Comb the records below for the string "JSON" and copy each line where it turns up.
# Start of Information shown
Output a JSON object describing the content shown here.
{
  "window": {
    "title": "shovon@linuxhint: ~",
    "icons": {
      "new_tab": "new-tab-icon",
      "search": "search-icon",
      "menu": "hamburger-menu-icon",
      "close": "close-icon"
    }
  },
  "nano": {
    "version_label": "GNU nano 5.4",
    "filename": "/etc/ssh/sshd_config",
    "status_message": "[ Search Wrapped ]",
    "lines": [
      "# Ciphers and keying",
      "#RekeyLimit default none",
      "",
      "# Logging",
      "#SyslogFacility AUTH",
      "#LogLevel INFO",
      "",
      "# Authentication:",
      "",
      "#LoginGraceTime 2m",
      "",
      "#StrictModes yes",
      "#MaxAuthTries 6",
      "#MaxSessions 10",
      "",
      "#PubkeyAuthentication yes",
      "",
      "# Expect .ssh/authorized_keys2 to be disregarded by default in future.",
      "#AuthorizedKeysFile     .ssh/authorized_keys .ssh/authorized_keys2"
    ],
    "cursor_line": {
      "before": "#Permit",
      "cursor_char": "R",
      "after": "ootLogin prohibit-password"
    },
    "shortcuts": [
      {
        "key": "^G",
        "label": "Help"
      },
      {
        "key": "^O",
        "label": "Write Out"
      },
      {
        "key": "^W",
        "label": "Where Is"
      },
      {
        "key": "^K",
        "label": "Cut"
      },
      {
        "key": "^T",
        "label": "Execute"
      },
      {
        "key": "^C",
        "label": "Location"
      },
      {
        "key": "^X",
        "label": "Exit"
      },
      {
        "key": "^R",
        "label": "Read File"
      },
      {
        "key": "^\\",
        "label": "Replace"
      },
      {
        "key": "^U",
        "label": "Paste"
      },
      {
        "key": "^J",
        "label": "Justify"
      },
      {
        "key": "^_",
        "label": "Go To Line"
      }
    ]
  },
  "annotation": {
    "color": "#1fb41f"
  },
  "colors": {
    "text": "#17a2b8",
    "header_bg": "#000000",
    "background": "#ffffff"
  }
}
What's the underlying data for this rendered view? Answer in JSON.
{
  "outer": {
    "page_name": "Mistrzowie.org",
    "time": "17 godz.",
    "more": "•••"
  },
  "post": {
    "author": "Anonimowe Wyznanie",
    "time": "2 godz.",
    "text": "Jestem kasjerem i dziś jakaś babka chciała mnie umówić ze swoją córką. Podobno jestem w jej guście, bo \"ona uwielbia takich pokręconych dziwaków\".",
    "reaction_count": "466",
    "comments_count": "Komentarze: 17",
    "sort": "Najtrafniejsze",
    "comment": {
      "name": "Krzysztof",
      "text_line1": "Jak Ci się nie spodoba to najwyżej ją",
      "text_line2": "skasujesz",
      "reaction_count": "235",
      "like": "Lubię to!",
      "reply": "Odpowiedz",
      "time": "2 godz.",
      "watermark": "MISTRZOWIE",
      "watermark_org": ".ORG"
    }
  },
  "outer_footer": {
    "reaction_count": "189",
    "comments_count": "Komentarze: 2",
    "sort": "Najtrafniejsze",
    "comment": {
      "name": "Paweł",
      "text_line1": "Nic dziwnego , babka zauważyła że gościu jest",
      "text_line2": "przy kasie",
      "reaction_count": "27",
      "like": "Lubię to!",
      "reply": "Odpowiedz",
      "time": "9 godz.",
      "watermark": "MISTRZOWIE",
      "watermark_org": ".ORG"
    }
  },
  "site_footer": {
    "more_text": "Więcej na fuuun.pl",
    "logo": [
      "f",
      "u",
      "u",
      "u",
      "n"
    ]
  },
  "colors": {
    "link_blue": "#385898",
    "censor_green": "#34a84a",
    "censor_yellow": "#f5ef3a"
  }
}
# End of Information shown
## [Expected answer]
Output a JSON object describing the content shown here.
What's the underlying data for this rendered view? Answer in JSON.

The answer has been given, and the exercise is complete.